### DESAFIO 1
Reproduza com fidelidade a parte do trecho sobre impeachment e Lava Jato que se inicia em "Segundo ele, foi" e se encerra em "Serra permaneceram impunes.".
### DESAFIO 2
Indique se cada afirmação a seguir está de acordo com o trecho sobre impeachment e Lava Jato, respondendo sim ou não e citando literalmente as palavras do trecho que decidem a questão. (a) Aécio Neves e José Serra ficaram sem punição. (b) A tentativa de Rodrigo Janot prosperou no Supremo. (c) O Congresso ofereceu pouca resistência a Dilma.

### TRECHO

• • •

Impeachment e Lava Jato
Suas avaliações sobre o impeachment e Lava Jato também são precisas.
Segundo ele, foi condenado apenas para que a Lava Jato pudesse alegar isenção. Um dos caminhos seria pegar alguém do PSDB. Rodrigo Janot bem que tentou, em um assomo da síndrome de que “pau que dá em Chico dá também em Francisco”. Foi brecado no Supremo. Sobrou para Cunha.
Não significa que é inocente, mas que foi o único grande culpado condenado. Aécio Neves e José Serra permaneceram impunes.
Em relação ao impeachment, menciona os problemas econômicos e a política econômica errática de Dilma. Está certo, assim como a enorme resistência que o Congresso impôs a Dilma.
Mas, prudentemente evita falar das pautas-bombas que soltou na Câmara.
Sobre o “golpe” de Dilma
Diz ele que, em vez de se falar em golpe contra Dilma deveria se falar no golpe de Dilma, impedindo que Lula se candidatasse. Ali, Cunha colocou o dedo na ferida, um dos grandes ossos no armário do PT. O que ocorreu quando se percebeu que o país caminhava para uma enorme crise e Dilma poderia não ter condições de segurar o rojão? Por que a falta de iniciativa de Lula de assumir o comando? Por que a resistência de Dilma a permitir a troca?

• • •

### Registros de dados
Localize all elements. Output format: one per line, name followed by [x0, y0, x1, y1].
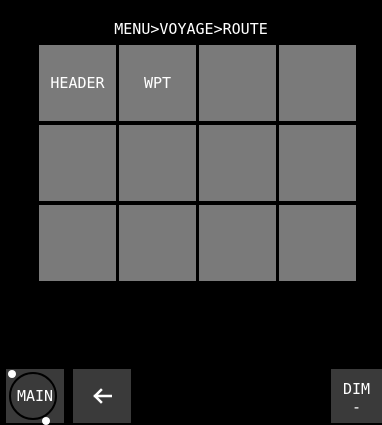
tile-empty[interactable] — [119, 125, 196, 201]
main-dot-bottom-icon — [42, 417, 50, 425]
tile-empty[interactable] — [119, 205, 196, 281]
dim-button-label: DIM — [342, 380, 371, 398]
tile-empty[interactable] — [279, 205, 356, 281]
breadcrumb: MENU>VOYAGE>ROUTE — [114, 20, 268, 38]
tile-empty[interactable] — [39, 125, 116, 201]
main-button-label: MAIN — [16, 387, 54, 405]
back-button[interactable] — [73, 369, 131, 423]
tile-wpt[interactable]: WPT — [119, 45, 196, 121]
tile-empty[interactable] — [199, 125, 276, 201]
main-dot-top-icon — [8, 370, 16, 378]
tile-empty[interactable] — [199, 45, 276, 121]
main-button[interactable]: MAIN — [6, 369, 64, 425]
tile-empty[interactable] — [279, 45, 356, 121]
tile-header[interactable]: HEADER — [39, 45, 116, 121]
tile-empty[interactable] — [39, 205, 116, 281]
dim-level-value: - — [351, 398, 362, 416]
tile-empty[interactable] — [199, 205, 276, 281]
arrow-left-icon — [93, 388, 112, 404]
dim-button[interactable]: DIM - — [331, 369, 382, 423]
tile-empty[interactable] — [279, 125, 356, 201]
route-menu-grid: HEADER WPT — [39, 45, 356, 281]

• • •

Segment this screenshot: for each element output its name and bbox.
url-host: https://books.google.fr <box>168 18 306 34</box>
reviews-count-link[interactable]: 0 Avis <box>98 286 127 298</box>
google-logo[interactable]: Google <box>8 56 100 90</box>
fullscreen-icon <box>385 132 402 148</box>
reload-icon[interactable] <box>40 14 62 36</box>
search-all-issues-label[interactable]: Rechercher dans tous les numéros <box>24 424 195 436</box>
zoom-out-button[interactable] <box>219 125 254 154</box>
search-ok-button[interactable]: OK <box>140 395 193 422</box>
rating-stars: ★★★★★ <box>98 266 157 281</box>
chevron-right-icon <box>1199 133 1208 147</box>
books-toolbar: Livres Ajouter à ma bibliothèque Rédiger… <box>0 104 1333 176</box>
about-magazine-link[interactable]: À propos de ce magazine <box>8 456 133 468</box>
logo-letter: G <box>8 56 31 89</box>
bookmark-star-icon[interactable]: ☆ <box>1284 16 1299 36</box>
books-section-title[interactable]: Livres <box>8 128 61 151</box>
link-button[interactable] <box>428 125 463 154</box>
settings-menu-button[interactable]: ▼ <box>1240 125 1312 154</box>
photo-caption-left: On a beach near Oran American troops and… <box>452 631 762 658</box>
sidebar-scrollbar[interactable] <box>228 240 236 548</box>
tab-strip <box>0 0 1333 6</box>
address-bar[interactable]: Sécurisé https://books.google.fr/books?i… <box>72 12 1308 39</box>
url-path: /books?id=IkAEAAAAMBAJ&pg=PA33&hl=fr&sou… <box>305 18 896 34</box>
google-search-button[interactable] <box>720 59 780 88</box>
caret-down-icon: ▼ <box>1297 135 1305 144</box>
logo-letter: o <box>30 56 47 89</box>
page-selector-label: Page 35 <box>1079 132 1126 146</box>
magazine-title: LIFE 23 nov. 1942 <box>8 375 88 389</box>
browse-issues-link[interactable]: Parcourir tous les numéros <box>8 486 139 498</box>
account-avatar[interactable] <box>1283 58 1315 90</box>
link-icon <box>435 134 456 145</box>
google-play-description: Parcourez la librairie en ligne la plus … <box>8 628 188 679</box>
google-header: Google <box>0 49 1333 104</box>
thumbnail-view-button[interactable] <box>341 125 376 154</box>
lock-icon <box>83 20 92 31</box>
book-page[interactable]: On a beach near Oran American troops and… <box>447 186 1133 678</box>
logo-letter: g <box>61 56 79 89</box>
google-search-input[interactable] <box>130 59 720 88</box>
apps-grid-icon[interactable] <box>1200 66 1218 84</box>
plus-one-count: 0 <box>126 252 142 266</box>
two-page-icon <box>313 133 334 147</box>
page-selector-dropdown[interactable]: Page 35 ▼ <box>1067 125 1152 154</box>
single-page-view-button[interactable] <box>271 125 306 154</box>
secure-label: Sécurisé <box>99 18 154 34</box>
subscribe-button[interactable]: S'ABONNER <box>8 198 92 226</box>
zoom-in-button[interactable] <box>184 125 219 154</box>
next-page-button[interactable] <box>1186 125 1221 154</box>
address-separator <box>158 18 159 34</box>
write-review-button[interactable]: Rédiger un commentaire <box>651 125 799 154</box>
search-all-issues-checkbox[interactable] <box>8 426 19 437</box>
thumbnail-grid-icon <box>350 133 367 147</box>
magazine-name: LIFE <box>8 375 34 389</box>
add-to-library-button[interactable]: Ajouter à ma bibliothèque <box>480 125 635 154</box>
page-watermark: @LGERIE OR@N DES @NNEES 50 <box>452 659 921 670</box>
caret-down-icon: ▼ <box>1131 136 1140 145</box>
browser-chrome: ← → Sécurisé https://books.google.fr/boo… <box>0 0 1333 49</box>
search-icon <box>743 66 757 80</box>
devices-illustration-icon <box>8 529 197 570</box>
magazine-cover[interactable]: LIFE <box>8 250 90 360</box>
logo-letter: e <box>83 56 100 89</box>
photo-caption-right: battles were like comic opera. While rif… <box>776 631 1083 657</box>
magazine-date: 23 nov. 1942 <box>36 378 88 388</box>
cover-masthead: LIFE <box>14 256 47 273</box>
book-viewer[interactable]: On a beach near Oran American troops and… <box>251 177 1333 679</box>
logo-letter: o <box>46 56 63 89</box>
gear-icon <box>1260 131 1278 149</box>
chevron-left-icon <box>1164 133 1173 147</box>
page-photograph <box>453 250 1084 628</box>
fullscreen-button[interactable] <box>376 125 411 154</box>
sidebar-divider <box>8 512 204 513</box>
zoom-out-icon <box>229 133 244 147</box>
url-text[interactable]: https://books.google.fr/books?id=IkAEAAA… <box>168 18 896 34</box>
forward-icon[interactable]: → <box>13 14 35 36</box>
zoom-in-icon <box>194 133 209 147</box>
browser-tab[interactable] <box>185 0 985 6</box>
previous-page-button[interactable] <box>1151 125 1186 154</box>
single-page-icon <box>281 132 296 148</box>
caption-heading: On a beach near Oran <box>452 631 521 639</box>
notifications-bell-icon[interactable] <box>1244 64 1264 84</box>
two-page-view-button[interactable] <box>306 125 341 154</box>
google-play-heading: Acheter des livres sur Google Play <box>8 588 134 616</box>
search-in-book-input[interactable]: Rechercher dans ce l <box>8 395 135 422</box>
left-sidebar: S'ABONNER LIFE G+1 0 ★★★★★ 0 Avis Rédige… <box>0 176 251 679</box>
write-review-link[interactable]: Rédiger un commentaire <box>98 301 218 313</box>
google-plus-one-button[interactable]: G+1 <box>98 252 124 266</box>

• • •

### SOLUÇÃO DA TAREFA 1
Segundo ele, foi condenado apenas para que a Lava Jato pudesse alegar isenção. Um dos caminhos seria pegar alguém do PSDB. Rodrigo Janot bem que tentou, em um assomo da síndrome de que “pau que dá em Chico dá também em Francisco”. Foi brecado no Supremo. Sobrou para Cunha.
Não significa que é inocente, mas que foi o único grande culpado condenado. Aécio Neves e José Serra permaneceram impunes.

### SOLUÇÃO DA TAREFA 2
(a) Sim: "Aécio Neves e José Serra permaneceram impunes."
(b) Não: "Foi brecado no Supremo."
(c) Não: "a enorme resistência que o Congresso impôs a Dilma"